Instructions to follow:
Give the listing again in full, exactly as written.

Listed entries:
* Start *

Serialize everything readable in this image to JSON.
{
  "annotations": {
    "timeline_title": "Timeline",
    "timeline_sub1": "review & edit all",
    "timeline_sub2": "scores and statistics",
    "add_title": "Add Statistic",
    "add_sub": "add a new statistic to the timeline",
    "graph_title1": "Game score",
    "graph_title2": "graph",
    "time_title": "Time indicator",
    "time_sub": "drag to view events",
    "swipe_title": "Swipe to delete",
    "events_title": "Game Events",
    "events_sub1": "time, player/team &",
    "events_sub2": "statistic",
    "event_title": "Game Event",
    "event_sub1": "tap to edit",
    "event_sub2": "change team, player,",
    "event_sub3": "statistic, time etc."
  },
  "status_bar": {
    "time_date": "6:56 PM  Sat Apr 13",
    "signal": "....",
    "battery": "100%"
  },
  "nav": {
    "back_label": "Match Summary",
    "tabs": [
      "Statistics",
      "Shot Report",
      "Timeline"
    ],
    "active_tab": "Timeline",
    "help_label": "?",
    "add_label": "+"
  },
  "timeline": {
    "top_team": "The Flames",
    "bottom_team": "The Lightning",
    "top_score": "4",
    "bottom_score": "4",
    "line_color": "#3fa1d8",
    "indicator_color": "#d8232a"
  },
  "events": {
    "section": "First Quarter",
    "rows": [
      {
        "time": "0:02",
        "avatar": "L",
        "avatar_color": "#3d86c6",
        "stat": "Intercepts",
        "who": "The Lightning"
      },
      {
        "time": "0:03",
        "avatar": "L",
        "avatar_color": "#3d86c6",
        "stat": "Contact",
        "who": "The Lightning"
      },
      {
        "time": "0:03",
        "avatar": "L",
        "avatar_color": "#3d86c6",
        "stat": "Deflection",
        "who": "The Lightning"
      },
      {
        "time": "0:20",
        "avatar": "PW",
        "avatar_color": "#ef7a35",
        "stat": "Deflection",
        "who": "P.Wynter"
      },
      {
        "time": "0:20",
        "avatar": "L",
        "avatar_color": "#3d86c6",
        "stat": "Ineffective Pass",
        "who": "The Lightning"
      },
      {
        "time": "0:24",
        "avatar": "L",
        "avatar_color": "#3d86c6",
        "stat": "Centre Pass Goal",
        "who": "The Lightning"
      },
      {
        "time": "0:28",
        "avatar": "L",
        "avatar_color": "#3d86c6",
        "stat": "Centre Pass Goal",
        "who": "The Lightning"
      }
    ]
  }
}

* End *

Task output:
Serialize everything readable in this image to JSON.
{
  "annotations": {
    "timeline_title": "Timeline",
    "timeline_sub1": "review & edit all",
    "timeline_sub2": "scores and statistics",
    "add_title": "Add Statistic",
    "add_sub": "add a new statistic to the timeline",
    "graph_title1": "Game score",
    "graph_title2": "graph",
    "time_title": "Time indicator",
    "time_sub": "drag to view events",
    "swipe_title": "Swipe to delete",
    "events_title": "Game Events",
    "events_sub1": "time, player/team &",
    "events_sub2": "statistic",
    "event_title": "Game Event",
    "event_sub1": "tap to edit",
    "event_sub2": "change team, player,",
    "event_sub3": "statistic, time etc."
  },
  "status_bar": {
    "time_date": "6:56 PM  Sat Apr 13",
    "signal": "....",
    "battery": "100%"
  },
  "nav": {
    "back_label": "Match Summary",
    "tabs": [
      "Statistics",
      "Shot Report",
      "Timeline"
    ],
    "active_tab": "Timeline",
    "help_label": "?",
    "add_label": "+"
  },
  "timeline": {
    "top_team": "The Flames",
    "bottom_team": "The Lightning",
    "top_score": "4",
    "bottom_score": "4",
    "line_color": "#3fa1d8",
    "indicator_color": "#d8232a"
  },
  "events": {
    "section": "First Quarter",
    "rows": [
      {
        "time": "0:02",
        "avatar": "L",
        "avatar_color": "#3d86c6",
        "stat": "Intercepts",
        "who": "The Lightning"
      },
      {
        "time": "0:03",
        "avatar": "L",
        "avatar_color": "#3d86c6",
        "stat": "Contact",
        "who": "The Lightning"
      },
      {
        "time": "0:03",
        "avatar": "L",
        "avatar_color": "#3d86c6",
        "stat": "Deflection",
        "who": "The Lightning"
      },
      {
        "time": "0:20",
        "avatar": "PW",
        "avatar_color": "#ef7a35",
        "stat": "Deflection",
        "who": "P.Wynter"
      },
      {
        "time": "0:20",
        "avatar": "L",
        "avatar_color": "#3d86c6",
        "stat": "Ineffective Pass",
        "who": "The Lightning"
      },
      {
        "time": "0:24",
        "avatar": "L",
        "avatar_color": "#3d86c6",
        "stat": "Centre Pass Goal",
        "who": "The Lightning"
      },
      {
        "time": "0:28",
        "avatar": "L",
        "avatar_color": "#3d86c6",
        "stat": "Centre Pass Goal",
        "who": "The Lightning"
      }
    ]
  }
}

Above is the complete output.